#### [What you need to do]
Each entry must be given again exactly; images do not belong in the copy.

'''

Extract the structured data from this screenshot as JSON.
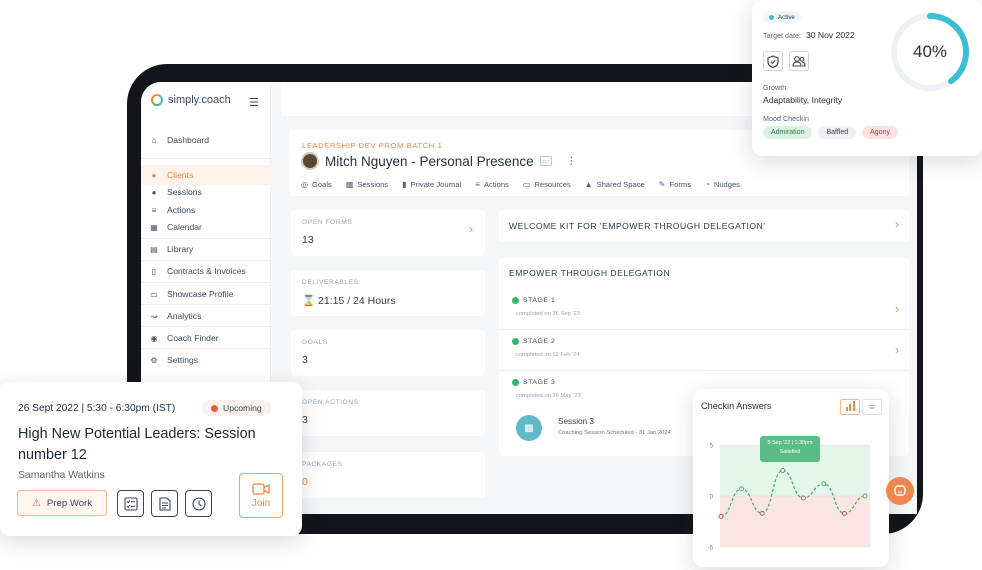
{
  "app": {
    "logo_text": "simply.coach"
  },
  "sidebar": {
    "items": [
      {
        "label": "Dashboard",
        "icon": "home-icon"
      },
      {
        "label": "Clients",
        "icon": "person-icon"
      },
      {
        "label": "Sessions",
        "icon": "handshake-icon"
      },
      {
        "label": "Actions",
        "icon": "list-icon"
      },
      {
        "label": "Calendar",
        "icon": "calendar-icon"
      },
      {
        "label": "Library",
        "icon": "library-icon"
      },
      {
        "label": "Contracts & Invoices",
        "icon": "document-icon"
      },
      {
        "label": "Showcase Profile",
        "icon": "profile-card-icon"
      },
      {
        "label": "Analytics",
        "icon": "analytics-icon"
      },
      {
        "label": "Coach Finder",
        "icon": "search-person-icon"
      },
      {
        "label": "Settings",
        "icon": "gear-icon"
      }
    ],
    "active": "Clients"
  },
  "client": {
    "eyebrow": "LEADERSHIP DEV PROM BATCH 1",
    "name": "Mitch Nguyen - Personal Presence",
    "tabs": [
      {
        "label": "Goals",
        "icon": "target-icon"
      },
      {
        "label": "Sessions",
        "icon": "handshake-icon"
      },
      {
        "label": "Private Journal",
        "icon": "journal-icon"
      },
      {
        "label": "Actions",
        "icon": "list-icon"
      },
      {
        "label": "Resources",
        "icon": "folder-icon"
      },
      {
        "label": "Shared Space",
        "icon": "shared-space-icon"
      },
      {
        "label": "Forms",
        "icon": "forms-icon"
      },
      {
        "label": "Nudges",
        "icon": "nudge-icon"
      }
    ]
  },
  "stats": [
    {
      "label": "OPEN FORMS",
      "value": "13"
    },
    {
      "label": "DELIVERABLES",
      "value": "21:15 / 24 Hours"
    },
    {
      "label": "GOALS",
      "value": "3"
    },
    {
      "label": "OPEN ACTIONS",
      "value": "3"
    },
    {
      "label": "PACKAGES",
      "value": "0"
    }
  ],
  "welcome_kit": {
    "title": "WELCOME KIT FOR 'EMPOWER THROUGH DELEGATION'"
  },
  "empower": {
    "title": "EMPOWER THROUGH DELEGATION",
    "stages": [
      {
        "title": "STAGE 1",
        "sub": "completed on 26 Sep '23"
      },
      {
        "title": "STAGE 2",
        "sub": "completed on 12 Feb '24"
      },
      {
        "title": "STAGE 3",
        "sub": "completed on 26 May '23"
      }
    ],
    "session": {
      "title": "Session 3",
      "sub": "Coaching Session Scheduled - 31 Jan 2024"
    }
  },
  "goal_card": {
    "status": "Active",
    "target_label": "Target date:",
    "target_date": "30 Nov 2022",
    "progress_text": "40%",
    "progress": 0.4,
    "growth_label": "Growth",
    "growth_value": "Adaptability, Integrity",
    "mood_label": "Mood Checkin",
    "moods": [
      {
        "label": "Admiration",
        "bg": "#d9f2e1",
        "fg": "#2a7a4a"
      },
      {
        "label": "Baffled",
        "bg": "#eef0f3",
        "fg": "#3a4658"
      },
      {
        "label": "Agony",
        "bg": "#fde2e2",
        "fg": "#b23a3a"
      }
    ],
    "icons": [
      "shield-icon",
      "people-icon"
    ],
    "colors": {
      "ring": "#3cbfd6",
      "ring_track": "#edf1f4"
    }
  },
  "session_card": {
    "datetime": "26 Sept 2022 | 5:30 - 6:30pm (IST)",
    "status": "Upcoming",
    "title": "High New Potential Leaders: Session number 12",
    "person": "Samantha Watkins",
    "prep_label": "Prep Work",
    "join_label": "Join",
    "icons": [
      "checklist-icon",
      "notes-icon",
      "clock-icon"
    ],
    "colors": {
      "accent": "#e98a3d"
    }
  },
  "checkin": {
    "title": "Checkin Answers",
    "tooltip_date": "5 Sep '22 | 1:30pm",
    "tooltip_value": "Satisfied"
  },
  "chart_data": {
    "type": "line",
    "title": "Checkin Answers",
    "ylim": [
      -5,
      5
    ],
    "yticks": [
      5,
      0,
      -5
    ],
    "series": [
      {
        "values": [
          -2,
          0.7,
          -1.7,
          2.5,
          -0.2,
          1.2,
          -1.7,
          0
        ]
      }
    ],
    "colors": {
      "positive_zone": "#e4f6ea",
      "negative_zone": "#fbe5e5",
      "line": "#3fae66"
    },
    "grid": true
  }
}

'''

#### [Solution]
Extract the structured data from this screenshot as JSON.
{
  "app": {
    "logo_text": "simply.coach"
  },
  "sidebar": {
    "items": [
      {
        "label": "Dashboard",
        "icon": "home-icon"
      },
      {
        "label": "Clients",
        "icon": "person-icon"
      },
      {
        "label": "Sessions",
        "icon": "handshake-icon"
      },
      {
        "label": "Actions",
        "icon": "list-icon"
      },
      {
        "label": "Calendar",
        "icon": "calendar-icon"
      },
      {
        "label": "Library",
        "icon": "library-icon"
      },
      {
        "label": "Contracts & Invoices",
        "icon": "document-icon"
      },
      {
        "label": "Showcase Profile",
        "icon": "profile-card-icon"
      },
      {
        "label": "Analytics",
        "icon": "analytics-icon"
      },
      {
        "label": "Coach Finder",
        "icon": "search-person-icon"
      },
      {
        "label": "Settings",
        "icon": "gear-icon"
      }
    ],
    "active": "Clients"
  },
  "client": {
    "eyebrow": "LEADERSHIP DEV PROM BATCH 1",
    "name": "Mitch Nguyen - Personal Presence",
    "tabs": [
      {
        "label": "Goals",
        "icon": "target-icon"
      },
      {
        "label": "Sessions",
        "icon": "handshake-icon"
      },
      {
        "label": "Private Journal",
        "icon": "journal-icon"
      },
      {
        "label": "Actions",
        "icon": "list-icon"
      },
      {
        "label": "Resources",
        "icon": "folder-icon"
      },
      {
        "label": "Shared Space",
        "icon": "shared-space-icon"
      },
      {
        "label": "Forms",
        "icon": "forms-icon"
      },
      {
        "label": "Nudges",
        "icon": "nudge-icon"
      }
    ]
  },
  "stats": [
    {
      "label": "OPEN FORMS",
      "value": "13"
    },
    {
      "label": "DELIVERABLES",
      "value": "21:15 / 24 Hours"
    },
    {
      "label": "GOALS",
      "value": "3"
    },
    {
      "label": "OPEN ACTIONS",
      "value": "3"
    },
    {
      "label": "PACKAGES",
      "value": "0"
    }
  ],
  "welcome_kit": {
    "title": "WELCOME KIT FOR 'EMPOWER THROUGH DELEGATION'"
  },
  "empower": {
    "title": "EMPOWER THROUGH DELEGATION",
    "stages": [
      {
        "title": "STAGE 1",
        "sub": "completed on 26 Sep '23"
      },
      {
        "title": "STAGE 2",
        "sub": "completed on 12 Feb '24"
      },
      {
        "title": "STAGE 3",
        "sub": "completed on 26 May '23"
      }
    ],
    "session": {
      "title": "Session 3",
      "sub": "Coaching Session Scheduled - 31 Jan 2024"
    }
  },
  "goal_card": {
    "status": "Active",
    "target_label": "Target date:",
    "target_date": "30 Nov 2022",
    "progress_text": "40%",
    "progress": 0.4,
    "growth_label": "Growth",
    "growth_value": "Adaptability, Integrity",
    "mood_label": "Mood Checkin",
    "moods": [
      {
        "label": "Admiration",
        "bg": "#d9f2e1",
        "fg": "#2a7a4a"
      },
      {
        "label": "Baffled",
        "bg": "#eef0f3",
        "fg": "#3a4658"
      },
      {
        "label": "Agony",
        "bg": "#fde2e2",
        "fg": "#b23a3a"
      }
    ],
    "icons": [
      "shield-icon",
      "people-icon"
    ],
    "colors": {
      "ring": "#3cbfd6",
      "ring_track": "#edf1f4"
    }
  },
  "session_card": {
    "datetime": "26 Sept 2022 | 5:30 - 6:30pm (IST)",
    "status": "Upcoming",
    "title": "High New Potential Leaders: Session number 12",
    "person": "Samantha Watkins",
    "prep_label": "Prep Work",
    "join_label": "Join",
    "icons": [
      "checklist-icon",
      "notes-icon",
      "clock-icon"
    ],
    "colors": {
      "accent": "#e98a3d"
    }
  },
  "checkin": {
    "title": "Checkin Answers",
    "tooltip_date": "5 Sep '22 | 1:30pm",
    "tooltip_value": "Satisfied"
  },
  "chart_data": {
    "type": "line",
    "title": "Checkin Answers",
    "ylim": [
      -5,
      5
    ],
    "yticks": [
      5,
      0,
      -5
    ],
    "series": [
      {
        "values": [
          -2,
          0.7,
          -1.7,
          2.5,
          -0.2,
          1.2,
          -1.7,
          0
        ]
      }
    ],
    "colors": {
      "positive_zone": "#e4f6ea",
      "negative_zone": "#fbe5e5",
      "line": "#3fae66"
    },
    "grid": true
  }
}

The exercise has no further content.